Some records ->
===============
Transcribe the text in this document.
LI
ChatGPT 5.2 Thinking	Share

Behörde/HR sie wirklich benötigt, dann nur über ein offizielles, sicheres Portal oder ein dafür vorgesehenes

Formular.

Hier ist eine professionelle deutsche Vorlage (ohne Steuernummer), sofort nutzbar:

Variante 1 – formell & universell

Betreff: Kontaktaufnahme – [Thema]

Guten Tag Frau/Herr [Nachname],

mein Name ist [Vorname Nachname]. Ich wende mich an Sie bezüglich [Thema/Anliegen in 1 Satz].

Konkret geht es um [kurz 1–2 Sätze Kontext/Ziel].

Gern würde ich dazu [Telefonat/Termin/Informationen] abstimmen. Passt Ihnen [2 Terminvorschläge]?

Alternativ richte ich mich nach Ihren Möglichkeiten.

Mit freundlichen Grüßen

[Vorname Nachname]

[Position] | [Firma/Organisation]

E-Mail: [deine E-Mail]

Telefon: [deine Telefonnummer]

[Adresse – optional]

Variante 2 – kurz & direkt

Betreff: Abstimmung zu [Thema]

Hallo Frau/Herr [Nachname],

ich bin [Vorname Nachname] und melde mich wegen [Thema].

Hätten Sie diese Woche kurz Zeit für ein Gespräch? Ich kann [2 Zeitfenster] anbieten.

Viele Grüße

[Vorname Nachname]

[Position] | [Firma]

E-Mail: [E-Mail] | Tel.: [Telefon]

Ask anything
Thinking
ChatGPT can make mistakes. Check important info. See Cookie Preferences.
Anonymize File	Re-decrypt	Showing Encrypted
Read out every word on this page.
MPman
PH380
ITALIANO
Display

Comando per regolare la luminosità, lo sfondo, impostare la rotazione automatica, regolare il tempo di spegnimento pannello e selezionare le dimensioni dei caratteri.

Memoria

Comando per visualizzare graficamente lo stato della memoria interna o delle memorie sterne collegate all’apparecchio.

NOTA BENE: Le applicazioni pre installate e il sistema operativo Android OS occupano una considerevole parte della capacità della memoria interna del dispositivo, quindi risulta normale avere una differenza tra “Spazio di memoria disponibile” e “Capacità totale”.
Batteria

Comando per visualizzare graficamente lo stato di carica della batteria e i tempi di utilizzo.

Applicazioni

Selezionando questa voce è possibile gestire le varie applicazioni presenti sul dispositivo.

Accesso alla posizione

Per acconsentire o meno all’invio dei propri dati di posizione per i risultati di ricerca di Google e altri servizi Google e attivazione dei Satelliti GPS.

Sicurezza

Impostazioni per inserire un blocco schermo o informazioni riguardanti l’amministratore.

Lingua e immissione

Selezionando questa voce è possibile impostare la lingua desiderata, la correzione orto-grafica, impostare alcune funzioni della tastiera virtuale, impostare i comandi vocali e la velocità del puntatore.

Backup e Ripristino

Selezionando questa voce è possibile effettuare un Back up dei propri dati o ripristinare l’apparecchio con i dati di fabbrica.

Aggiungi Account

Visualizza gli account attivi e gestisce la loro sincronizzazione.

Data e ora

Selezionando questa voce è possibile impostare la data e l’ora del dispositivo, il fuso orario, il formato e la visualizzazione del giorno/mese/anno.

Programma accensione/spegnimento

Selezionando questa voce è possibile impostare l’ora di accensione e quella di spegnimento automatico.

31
===============
Your task ->
Looking back at the lines above, state how many contain the word "posizione", and supply nothing besides the number.

Task output ->
2